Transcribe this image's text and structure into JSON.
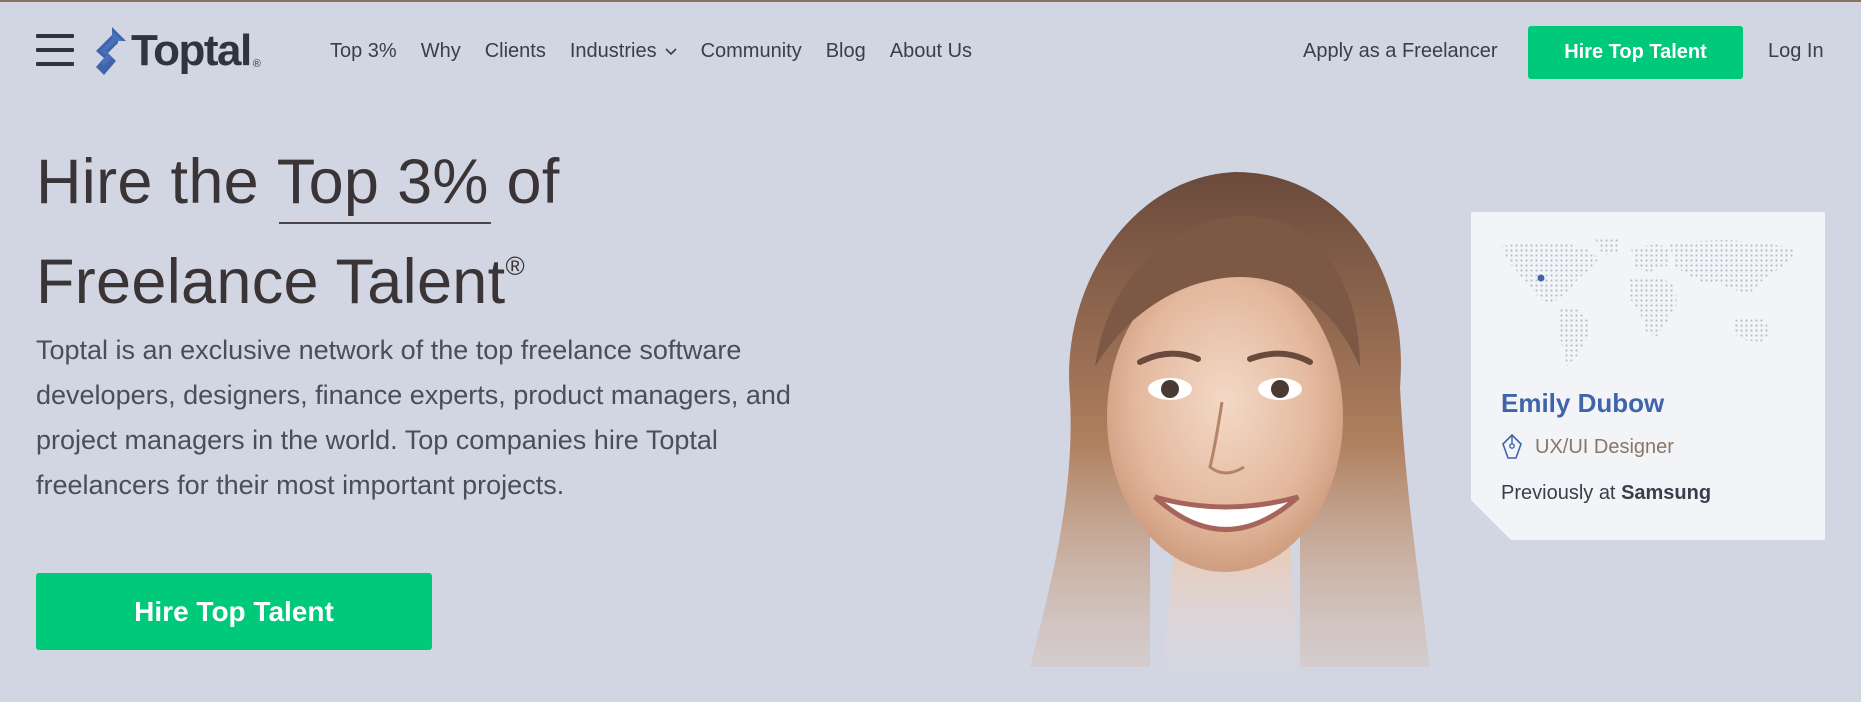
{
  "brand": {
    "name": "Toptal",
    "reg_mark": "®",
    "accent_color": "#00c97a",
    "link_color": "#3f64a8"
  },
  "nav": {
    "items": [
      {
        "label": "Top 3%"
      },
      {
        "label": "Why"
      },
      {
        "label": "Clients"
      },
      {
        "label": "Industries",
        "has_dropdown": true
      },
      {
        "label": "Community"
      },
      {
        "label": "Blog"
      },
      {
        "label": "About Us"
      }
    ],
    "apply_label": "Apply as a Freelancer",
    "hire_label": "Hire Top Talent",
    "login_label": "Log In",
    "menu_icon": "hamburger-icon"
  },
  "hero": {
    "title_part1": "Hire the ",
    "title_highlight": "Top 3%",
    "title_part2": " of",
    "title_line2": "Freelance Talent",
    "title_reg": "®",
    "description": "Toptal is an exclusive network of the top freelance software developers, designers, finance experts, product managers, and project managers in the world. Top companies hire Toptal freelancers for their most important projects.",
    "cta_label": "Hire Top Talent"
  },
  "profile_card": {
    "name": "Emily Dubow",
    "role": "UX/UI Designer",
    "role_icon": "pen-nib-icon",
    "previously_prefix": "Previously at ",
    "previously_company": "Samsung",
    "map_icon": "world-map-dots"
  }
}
****************************************
### [Problem description]
State how many lines include the string "Toptal". Give no other information.

### [Output for this task]
2